Instruction
Identify each line below that contains the word "rates", and copy it out.

Listing
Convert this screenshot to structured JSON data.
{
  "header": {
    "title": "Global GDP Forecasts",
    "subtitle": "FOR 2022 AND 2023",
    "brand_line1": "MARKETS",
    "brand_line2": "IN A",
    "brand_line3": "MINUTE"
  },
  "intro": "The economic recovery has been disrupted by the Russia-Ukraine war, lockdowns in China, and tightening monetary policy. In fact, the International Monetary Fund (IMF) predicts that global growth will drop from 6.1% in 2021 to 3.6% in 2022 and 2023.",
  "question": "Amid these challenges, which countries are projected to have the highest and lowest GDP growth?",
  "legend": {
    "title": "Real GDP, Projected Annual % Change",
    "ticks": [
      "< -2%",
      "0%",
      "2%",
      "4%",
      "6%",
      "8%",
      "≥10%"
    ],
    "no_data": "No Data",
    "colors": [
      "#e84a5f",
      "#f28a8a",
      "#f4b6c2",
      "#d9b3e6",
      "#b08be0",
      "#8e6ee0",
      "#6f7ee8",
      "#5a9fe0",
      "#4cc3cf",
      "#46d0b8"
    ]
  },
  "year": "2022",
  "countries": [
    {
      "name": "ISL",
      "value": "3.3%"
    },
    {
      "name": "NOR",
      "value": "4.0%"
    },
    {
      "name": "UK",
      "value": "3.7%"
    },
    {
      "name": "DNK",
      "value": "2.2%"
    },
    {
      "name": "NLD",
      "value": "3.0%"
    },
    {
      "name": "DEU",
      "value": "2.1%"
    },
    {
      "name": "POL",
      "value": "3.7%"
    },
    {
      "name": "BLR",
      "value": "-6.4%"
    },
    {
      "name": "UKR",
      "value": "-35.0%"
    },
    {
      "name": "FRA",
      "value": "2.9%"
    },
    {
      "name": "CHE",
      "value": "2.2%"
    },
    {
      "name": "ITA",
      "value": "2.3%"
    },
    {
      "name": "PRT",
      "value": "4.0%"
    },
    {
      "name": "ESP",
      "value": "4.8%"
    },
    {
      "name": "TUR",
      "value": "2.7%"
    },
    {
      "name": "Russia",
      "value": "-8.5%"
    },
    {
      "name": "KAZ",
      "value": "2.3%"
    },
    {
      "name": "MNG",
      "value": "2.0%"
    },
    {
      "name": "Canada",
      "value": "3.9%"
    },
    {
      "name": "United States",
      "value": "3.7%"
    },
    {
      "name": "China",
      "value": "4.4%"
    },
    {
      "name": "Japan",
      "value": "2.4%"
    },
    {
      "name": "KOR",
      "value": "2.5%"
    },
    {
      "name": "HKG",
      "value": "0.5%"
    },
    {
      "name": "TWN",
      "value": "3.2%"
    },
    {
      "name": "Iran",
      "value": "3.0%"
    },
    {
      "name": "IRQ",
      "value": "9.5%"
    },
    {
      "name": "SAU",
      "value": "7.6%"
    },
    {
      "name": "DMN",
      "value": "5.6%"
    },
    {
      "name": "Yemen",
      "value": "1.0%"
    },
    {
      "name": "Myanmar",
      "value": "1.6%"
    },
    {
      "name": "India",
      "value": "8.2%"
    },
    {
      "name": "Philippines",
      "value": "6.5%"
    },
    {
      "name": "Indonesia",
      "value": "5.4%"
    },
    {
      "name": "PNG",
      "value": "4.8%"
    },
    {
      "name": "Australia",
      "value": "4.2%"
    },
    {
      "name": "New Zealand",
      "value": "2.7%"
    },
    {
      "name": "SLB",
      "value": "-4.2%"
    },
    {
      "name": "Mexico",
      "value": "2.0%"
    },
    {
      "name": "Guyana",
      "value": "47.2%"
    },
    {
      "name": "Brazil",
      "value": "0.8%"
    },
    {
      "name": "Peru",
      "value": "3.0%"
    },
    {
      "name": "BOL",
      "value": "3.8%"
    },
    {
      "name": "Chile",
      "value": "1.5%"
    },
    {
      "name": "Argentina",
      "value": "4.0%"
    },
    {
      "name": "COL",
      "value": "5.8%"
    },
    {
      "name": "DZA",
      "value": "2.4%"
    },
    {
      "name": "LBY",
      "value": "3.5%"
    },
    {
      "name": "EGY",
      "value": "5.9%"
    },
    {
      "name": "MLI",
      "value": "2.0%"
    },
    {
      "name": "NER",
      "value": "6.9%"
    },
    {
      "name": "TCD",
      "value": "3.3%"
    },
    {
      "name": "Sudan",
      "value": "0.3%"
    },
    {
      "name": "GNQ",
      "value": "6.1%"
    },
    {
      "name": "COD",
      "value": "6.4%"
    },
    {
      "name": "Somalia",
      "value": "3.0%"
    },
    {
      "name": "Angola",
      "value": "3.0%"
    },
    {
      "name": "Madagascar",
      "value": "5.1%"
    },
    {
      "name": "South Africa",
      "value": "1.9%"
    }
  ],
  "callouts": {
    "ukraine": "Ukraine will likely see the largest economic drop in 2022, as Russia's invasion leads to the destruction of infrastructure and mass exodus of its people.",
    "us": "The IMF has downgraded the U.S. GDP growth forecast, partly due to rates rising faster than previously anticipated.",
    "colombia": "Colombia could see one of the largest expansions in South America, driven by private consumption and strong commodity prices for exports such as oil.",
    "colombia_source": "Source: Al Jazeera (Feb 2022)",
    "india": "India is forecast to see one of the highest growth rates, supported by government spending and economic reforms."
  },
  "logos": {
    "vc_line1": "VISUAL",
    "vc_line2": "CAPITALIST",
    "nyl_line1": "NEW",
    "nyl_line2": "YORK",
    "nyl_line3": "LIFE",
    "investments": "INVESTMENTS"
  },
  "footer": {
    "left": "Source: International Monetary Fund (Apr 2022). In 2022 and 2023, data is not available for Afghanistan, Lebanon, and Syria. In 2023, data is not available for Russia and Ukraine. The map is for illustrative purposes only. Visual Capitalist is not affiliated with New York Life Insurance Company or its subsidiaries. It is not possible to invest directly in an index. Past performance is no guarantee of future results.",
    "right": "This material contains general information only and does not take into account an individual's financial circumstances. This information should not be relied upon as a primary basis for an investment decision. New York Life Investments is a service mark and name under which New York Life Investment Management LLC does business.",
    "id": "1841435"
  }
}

Result
    "us": "The IMF has downgraded the U.S. GDP growth forecast, partly due to rates rising faster than previously anticipated.",
    "india": "India is forecast to see one of the highest growth rates, supported by government spending and economic reforms."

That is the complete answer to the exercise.